* TASK BRIEF *
Reproduce each of the lines word for word.

* DATA *
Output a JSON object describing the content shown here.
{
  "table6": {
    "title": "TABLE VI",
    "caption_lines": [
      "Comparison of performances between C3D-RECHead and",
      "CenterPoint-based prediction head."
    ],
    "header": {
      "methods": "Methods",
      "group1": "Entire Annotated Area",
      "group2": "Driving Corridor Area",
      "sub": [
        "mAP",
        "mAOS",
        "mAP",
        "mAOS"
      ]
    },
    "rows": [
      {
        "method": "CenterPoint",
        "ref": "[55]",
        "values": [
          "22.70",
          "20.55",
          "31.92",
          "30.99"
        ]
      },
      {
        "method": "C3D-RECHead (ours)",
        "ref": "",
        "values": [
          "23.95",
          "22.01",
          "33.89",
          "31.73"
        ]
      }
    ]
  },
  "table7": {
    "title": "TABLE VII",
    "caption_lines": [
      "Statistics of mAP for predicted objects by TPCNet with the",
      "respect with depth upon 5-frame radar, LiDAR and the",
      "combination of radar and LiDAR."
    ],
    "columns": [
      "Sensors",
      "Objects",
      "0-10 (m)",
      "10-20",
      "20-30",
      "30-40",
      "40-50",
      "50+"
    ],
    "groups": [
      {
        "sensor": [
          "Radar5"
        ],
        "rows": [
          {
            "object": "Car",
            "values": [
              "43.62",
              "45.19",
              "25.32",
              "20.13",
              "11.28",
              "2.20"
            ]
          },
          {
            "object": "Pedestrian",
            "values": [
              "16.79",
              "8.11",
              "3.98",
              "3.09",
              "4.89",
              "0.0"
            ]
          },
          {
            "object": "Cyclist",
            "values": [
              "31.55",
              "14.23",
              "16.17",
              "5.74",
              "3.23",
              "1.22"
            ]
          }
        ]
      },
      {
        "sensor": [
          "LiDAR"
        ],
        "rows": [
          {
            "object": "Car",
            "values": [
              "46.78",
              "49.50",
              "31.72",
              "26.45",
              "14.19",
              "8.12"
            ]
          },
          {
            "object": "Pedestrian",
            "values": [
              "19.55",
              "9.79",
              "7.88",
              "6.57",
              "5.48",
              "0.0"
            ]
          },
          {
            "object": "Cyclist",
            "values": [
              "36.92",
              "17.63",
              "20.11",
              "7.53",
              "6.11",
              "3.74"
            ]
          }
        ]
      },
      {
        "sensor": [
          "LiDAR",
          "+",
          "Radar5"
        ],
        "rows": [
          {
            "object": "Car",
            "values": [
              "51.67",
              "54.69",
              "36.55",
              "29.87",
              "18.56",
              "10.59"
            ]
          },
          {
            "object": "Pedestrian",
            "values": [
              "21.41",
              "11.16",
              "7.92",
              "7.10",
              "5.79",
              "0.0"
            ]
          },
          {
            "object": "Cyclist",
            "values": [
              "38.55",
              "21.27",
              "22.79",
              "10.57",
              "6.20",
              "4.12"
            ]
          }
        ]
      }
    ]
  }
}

* EXERCISE RESULT *
Output a JSON object describing the content shown here.
{
  "table6": {
    "title": "TABLE VI",
    "caption_lines": [
      "Comparison of performances between C3D-RECHead and",
      "CenterPoint-based prediction head."
    ],
    "header": {
      "methods": "Methods",
      "group1": "Entire Annotated Area",
      "group2": "Driving Corridor Area",
      "sub": [
        "mAP",
        "mAOS",
        "mAP",
        "mAOS"
      ]
    },
    "rows": [
      {
        "method": "CenterPoint",
        "ref": "[55]",
        "values": [
          "22.70",
          "20.55",
          "31.92",
          "30.99"
        ]
      },
      {
        "method": "C3D-RECHead (ours)",
        "ref": "",
        "values": [
          "23.95",
          "22.01",
          "33.89",
          "31.73"
        ]
      }
    ]
  },
  "table7": {
    "title": "TABLE VII",
    "caption_lines": [
      "Statistics of mAP for predicted objects by TPCNet with the",
      "respect with depth upon 5-frame radar, LiDAR and the",
      "combination of radar and LiDAR."
    ],
    "columns": [
      "Sensors",
      "Objects",
      "0-10 (m)",
      "10-20",
      "20-30",
      "30-40",
      "40-50",
      "50+"
    ],
    "groups": [
      {
        "sensor": [
          "Radar5"
        ],
        "rows": [
          {
            "object": "Car",
            "values": [
              "43.62",
              "45.19",
              "25.32",
              "20.13",
              "11.28",
              "2.20"
            ]
          },
          {
            "object": "Pedestrian",
            "values": [
              "16.79",
              "8.11",
              "3.98",
              "3.09",
              "4.89",
              "0.0"
            ]
          },
          {
            "object": "Cyclist",
            "values": [
              "31.55",
              "14.23",
              "16.17",
              "5.74",
              "3.23",
              "1.22"
            ]
          }
        ]
      },
      {
        "sensor": [
          "LiDAR"
        ],
        "rows": [
          {
            "object": "Car",
            "values": [
              "46.78",
              "49.50",
              "31.72",
              "26.45",
              "14.19",
              "8.12"
            ]
          },
          {
            "object": "Pedestrian",
            "values": [
              "19.55",
              "9.79",
              "7.88",
              "6.57",
              "5.48",
              "0.0"
            ]
          },
          {
            "object": "Cyclist",
            "values": [
              "36.92",
              "17.63",
              "20.11",
              "7.53",
              "6.11",
              "3.74"
            ]
          }
        ]
      },
      {
        "sensor": [
          "LiDAR",
          "+",
          "Radar5"
        ],
        "rows": [
          {
            "object": "Car",
            "values": [
              "51.67",
              "54.69",
              "36.55",
              "29.87",
              "18.56",
              "10.59"
            ]
          },
          {
            "object": "Pedestrian",
            "values": [
              "21.41",
              "11.16",
              "7.92",
              "7.10",
              "5.79",
              "0.0"
            ]
          },
          {
            "object": "Cyclist",
            "values": [
              "38.55",
              "21.27",
              "22.79",
              "10.57",
              "6.20",
              "4.12"
            ]
          }
        ]
      }
    ]
  }
}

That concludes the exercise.